(Document content entries)
»»
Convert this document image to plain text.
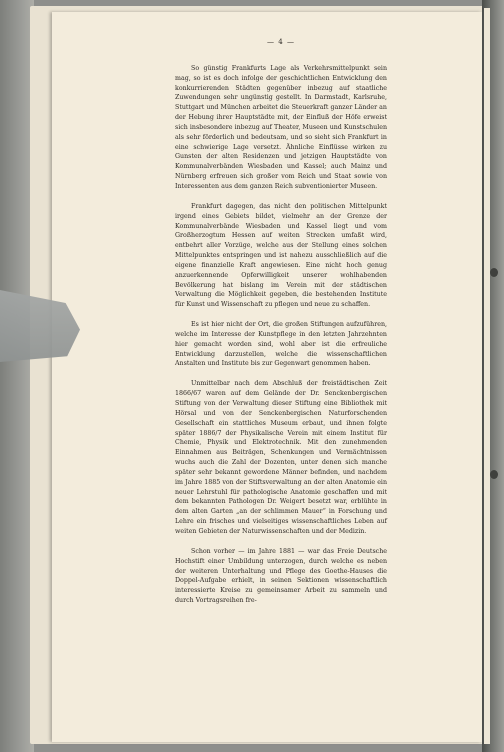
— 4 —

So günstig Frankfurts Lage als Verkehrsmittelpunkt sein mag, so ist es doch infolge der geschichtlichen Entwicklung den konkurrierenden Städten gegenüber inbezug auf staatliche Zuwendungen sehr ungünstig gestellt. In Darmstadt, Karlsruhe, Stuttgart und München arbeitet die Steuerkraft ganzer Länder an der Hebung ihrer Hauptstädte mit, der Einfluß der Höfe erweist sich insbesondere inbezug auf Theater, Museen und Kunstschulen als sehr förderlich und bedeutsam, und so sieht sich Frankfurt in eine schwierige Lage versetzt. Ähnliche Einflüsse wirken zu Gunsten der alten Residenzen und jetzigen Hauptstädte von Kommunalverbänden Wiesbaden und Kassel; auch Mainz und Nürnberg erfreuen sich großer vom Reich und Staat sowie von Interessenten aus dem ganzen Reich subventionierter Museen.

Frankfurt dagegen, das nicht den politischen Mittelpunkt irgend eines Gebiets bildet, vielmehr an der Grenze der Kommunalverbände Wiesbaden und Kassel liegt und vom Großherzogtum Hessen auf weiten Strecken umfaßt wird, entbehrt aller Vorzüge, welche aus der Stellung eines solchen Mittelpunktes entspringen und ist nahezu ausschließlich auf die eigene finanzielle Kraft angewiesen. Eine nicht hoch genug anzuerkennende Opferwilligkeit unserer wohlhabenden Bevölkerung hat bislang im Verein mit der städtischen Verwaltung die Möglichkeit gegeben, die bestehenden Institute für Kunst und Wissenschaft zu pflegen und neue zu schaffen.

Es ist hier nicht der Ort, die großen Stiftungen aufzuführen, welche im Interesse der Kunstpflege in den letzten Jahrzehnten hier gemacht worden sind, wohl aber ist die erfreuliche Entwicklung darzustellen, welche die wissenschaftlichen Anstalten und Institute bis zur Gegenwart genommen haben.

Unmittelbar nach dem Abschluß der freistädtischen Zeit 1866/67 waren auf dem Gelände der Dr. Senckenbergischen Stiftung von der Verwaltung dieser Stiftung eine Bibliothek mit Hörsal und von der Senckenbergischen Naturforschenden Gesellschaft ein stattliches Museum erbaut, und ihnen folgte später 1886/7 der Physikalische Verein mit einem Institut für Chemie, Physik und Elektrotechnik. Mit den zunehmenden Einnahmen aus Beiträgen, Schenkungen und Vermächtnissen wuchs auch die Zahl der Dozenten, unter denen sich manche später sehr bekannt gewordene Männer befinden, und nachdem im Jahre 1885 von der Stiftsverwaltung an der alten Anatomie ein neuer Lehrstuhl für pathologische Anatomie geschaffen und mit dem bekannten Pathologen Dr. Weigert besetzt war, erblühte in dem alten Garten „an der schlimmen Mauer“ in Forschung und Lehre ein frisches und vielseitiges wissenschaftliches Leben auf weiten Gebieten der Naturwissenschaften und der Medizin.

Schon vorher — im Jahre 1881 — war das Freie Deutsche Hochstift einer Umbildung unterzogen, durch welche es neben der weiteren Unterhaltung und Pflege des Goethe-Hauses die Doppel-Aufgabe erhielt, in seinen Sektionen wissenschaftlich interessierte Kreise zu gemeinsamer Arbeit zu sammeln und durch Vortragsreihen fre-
««
»»
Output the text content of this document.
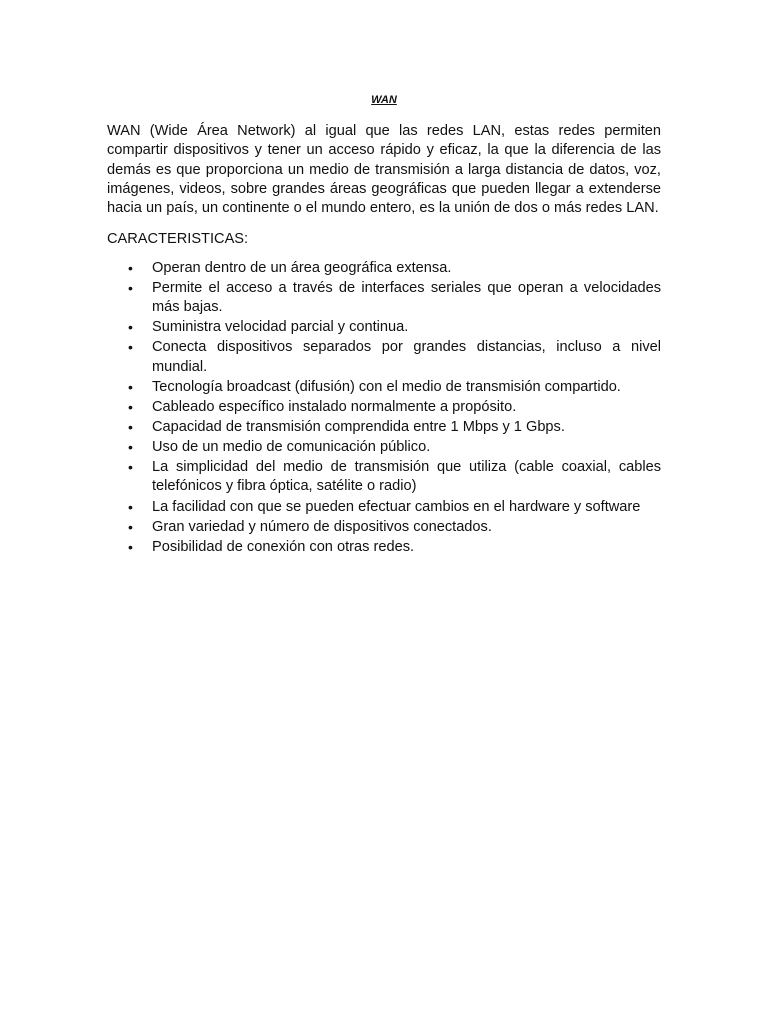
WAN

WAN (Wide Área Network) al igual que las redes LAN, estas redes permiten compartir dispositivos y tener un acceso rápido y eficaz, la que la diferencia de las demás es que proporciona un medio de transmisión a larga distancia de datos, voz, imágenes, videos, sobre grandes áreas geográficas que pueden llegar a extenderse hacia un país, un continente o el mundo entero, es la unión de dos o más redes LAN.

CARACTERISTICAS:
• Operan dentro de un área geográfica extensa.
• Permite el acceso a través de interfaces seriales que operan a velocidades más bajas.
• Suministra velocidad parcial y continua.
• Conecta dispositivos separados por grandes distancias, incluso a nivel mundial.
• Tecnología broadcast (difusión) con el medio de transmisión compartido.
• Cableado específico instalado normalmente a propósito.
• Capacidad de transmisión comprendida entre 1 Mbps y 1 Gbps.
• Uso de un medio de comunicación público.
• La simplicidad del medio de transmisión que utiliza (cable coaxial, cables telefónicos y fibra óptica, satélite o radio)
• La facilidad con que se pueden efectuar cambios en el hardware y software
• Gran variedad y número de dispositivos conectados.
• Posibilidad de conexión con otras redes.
««
## Try it
"grandes" is the word to look for; copy every line of the data that has it.

## Response area
WAN (Wide Área Network) al igual que las redes LAN, estas redes permiten compartir dispositivos y tener un acceso rápido y eficaz, la que la diferencia de las demás es que proporciona un medio de transmisión a larga distancia de datos, voz, imágenes, videos, sobre grandes áreas geográficas que pueden llegar a extenderse hacia un país, un continente o el mundo entero, es la unión de dos o más redes LAN.
• Conecta dispositivos separados por grandes distancias, incluso a nivel mundial.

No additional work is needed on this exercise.